* _RECORDS FOR THIS EXERCISE_
----------

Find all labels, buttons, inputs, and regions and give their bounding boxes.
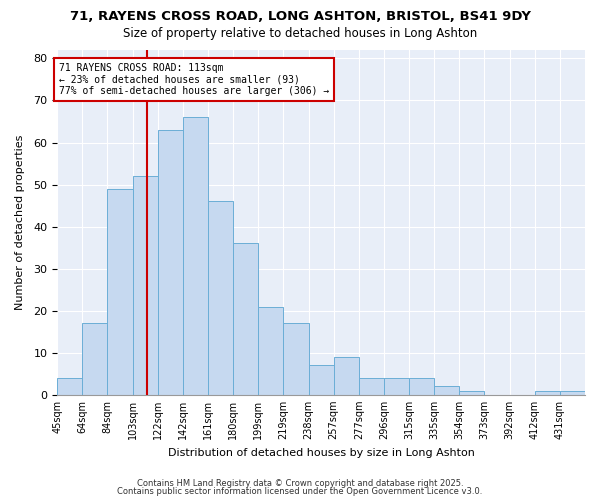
Bar xyxy=(359,378,384,395)
Bar xyxy=(535,390,560,395)
Text: Size of property relative to detached houses in Long Ashton: Size of property relative to detached ho… xyxy=(123,28,477,40)
Bar xyxy=(434,386,460,395)
Bar xyxy=(208,202,233,395)
Bar xyxy=(460,390,484,395)
Bar xyxy=(158,130,183,395)
Bar xyxy=(334,357,359,395)
Bar xyxy=(560,390,585,395)
X-axis label: Distribution of detached houses by size in Long Ashton: Distribution of detached houses by size … xyxy=(167,448,475,458)
Bar xyxy=(183,118,208,395)
Bar xyxy=(409,378,434,395)
Bar xyxy=(233,244,258,395)
Text: 71 RAYENS CROSS ROAD: 113sqm
← 23% of detached houses are smaller (93)
77% of se: 71 RAYENS CROSS ROAD: 113sqm ← 23% of de… xyxy=(59,62,329,96)
Bar xyxy=(57,378,82,395)
Bar xyxy=(133,176,158,395)
Text: Contains public sector information licensed under the Open Government Licence v3: Contains public sector information licen… xyxy=(118,487,482,496)
Bar xyxy=(258,306,283,395)
Bar xyxy=(384,378,409,395)
Bar xyxy=(283,324,308,395)
Bar xyxy=(107,189,133,395)
Text: 71, RAYENS CROSS ROAD, LONG ASHTON, BRISTOL, BS41 9DY: 71, RAYENS CROSS ROAD, LONG ASHTON, BRIS… xyxy=(70,10,530,23)
Text: Contains HM Land Registry data © Crown copyright and database right 2025.: Contains HM Land Registry data © Crown c… xyxy=(137,478,463,488)
Bar xyxy=(308,366,334,395)
Bar xyxy=(82,324,107,395)
Y-axis label: Number of detached properties: Number of detached properties xyxy=(15,134,25,310)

----------

* _YOUR TASK_
Convert the listing above into a Markdown table with the columns Row and Line, giving each non-blank line its own numbered row. Omit the picture lines.

* _RESPONSE FOR THIS EXERCISE_
| Row | Line |
|---|---|
| 1 | Find all labels, buttons, inputs, and regions and give their bounding boxes. |
| 2 | Bar xyxy=(359,378,384,395) |
| 3 | Bar xyxy=(535,390,560,395) |
| 4 | Text: Size of property relative to detached houses in Long Ashton: Size of property relative to detached ho… xyxy=(123,28,477,40) |
| 5 | Bar xyxy=(434,386,460,395) |
| 6 | Bar xyxy=(208,202,233,395) |
| 7 | Bar xyxy=(460,390,484,395) |
| 8 | Bar xyxy=(158,130,183,395) |
| 9 | Bar xyxy=(334,357,359,395) |
| 10 | Bar xyxy=(560,390,585,395) |
| 11 | X-axis label: Distribution of detached houses by size in Long Ashton: Distribution of detached houses by size … xyxy=(167,448,475,458) |
| 12 | Bar xyxy=(183,118,208,395) |
| 13 | Bar xyxy=(409,378,434,395) |
| 14 | Bar xyxy=(233,244,258,395) |
| 15 | Text: 71 RAYENS CROSS ROAD: 113sqm |
| 16 | ← 23% of detached houses are smaller (93) |
| 17 | 77% of se: 71 RAYENS CROSS ROAD: 113sqm ← 23% of de… xyxy=(59,62,329,96) |
| 18 | Bar xyxy=(57,378,82,395) |
| 19 | Bar xyxy=(133,176,158,395) |
| 20 | Text: Contains public sector information licensed under the Open Government Licence v3: Contains public sector information licen… xyxy=(118,487,482,496) |
| 21 | Bar xyxy=(258,306,283,395) |
| 22 | Bar xyxy=(384,378,409,395) |
| 23 | Bar xyxy=(283,324,308,395) |
| 24 | Bar xyxy=(107,189,133,395) |
| 25 | Text: 71, RAYENS CROSS ROAD, LONG ASHTON, BRISTOL, BS41 9DY: 71, RAYENS CROSS ROAD, LONG ASHTON, BRIS… xyxy=(70,10,530,23) |
| 26 | Text: Contains HM Land Registry data © Crown copyright and database right 2025.: Contains HM Land Registry data © Crown c… xyxy=(137,478,463,488) |
| 27 | Bar xyxy=(308,366,334,395) |
| 28 | Bar xyxy=(82,324,107,395) |
| 29 | Y-axis label: Number of detached properties: Number of detached properties xyxy=(15,134,25,310) |